◆ Task input:
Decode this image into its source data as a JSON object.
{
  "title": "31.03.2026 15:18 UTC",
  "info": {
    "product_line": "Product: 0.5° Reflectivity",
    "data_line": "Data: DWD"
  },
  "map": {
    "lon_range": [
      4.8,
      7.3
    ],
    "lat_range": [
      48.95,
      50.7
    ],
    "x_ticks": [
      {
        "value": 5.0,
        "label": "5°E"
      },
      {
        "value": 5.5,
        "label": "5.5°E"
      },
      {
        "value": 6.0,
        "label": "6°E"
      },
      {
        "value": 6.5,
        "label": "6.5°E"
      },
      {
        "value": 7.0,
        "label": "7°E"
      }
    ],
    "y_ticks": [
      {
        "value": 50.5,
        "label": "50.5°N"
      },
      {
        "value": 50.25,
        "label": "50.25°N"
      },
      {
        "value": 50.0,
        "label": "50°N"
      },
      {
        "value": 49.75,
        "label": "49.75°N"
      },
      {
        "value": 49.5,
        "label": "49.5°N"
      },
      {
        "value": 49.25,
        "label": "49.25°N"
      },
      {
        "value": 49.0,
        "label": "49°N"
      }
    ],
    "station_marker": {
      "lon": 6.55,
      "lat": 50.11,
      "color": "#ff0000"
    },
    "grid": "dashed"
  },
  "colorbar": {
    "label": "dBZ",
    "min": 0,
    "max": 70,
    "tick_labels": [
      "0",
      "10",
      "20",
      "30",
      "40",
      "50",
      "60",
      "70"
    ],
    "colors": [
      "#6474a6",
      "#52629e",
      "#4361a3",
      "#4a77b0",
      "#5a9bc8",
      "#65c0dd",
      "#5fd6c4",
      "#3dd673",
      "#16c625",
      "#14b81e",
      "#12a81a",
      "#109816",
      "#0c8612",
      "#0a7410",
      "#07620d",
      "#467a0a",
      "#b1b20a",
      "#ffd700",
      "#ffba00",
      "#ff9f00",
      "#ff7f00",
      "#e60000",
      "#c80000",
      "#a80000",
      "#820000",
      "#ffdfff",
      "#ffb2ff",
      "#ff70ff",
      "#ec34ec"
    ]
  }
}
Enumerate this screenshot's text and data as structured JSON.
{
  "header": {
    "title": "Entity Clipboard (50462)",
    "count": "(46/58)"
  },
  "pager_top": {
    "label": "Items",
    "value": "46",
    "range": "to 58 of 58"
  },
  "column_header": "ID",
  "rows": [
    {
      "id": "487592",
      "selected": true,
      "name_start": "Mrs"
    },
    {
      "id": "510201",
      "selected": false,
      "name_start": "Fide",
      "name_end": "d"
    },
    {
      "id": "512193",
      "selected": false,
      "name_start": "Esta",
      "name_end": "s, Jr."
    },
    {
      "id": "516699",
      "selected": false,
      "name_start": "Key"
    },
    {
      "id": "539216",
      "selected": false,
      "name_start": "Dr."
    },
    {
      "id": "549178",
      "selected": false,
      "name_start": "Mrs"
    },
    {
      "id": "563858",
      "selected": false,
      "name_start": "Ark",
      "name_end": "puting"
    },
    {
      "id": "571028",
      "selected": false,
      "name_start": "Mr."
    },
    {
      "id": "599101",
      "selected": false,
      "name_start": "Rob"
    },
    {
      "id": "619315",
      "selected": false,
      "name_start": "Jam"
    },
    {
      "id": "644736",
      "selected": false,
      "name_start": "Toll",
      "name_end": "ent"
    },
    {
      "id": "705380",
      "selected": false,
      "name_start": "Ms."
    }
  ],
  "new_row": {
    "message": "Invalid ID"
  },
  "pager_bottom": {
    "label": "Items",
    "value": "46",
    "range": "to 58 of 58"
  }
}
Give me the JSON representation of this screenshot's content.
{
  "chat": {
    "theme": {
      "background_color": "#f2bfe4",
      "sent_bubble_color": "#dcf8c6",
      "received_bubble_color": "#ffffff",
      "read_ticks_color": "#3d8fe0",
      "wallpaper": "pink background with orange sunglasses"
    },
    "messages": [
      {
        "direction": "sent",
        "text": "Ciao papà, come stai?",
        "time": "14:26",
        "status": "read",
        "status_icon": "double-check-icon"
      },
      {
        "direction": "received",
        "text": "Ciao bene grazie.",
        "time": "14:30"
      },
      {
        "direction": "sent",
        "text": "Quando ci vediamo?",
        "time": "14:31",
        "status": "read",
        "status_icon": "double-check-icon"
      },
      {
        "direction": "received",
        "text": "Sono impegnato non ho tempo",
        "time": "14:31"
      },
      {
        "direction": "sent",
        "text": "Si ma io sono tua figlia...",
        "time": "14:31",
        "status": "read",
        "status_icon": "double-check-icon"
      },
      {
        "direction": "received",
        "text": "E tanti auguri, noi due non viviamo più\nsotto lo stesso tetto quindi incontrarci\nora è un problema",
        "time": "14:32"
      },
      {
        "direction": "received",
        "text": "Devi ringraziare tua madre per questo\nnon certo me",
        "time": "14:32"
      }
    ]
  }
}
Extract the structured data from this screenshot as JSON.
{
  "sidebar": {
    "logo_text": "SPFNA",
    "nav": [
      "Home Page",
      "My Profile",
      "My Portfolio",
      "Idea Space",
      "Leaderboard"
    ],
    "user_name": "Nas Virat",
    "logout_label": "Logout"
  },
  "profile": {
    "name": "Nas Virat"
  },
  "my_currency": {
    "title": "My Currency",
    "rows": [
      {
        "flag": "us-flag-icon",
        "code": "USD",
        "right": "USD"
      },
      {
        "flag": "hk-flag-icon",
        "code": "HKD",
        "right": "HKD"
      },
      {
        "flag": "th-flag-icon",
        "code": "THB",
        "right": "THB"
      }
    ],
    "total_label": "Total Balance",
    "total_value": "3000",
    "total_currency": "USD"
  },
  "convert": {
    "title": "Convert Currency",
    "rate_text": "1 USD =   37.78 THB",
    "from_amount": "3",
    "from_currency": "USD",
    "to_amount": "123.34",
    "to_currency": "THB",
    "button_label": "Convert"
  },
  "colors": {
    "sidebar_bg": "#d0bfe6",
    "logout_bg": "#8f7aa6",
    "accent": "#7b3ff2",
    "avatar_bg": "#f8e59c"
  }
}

◆ Work to do: Gather from the entries above all lines that include the string "flag".

◆ Output below:
        "flag": "us-flag-icon",
        "flag": "hk-flag-icon",
        "flag": "th-flag-icon",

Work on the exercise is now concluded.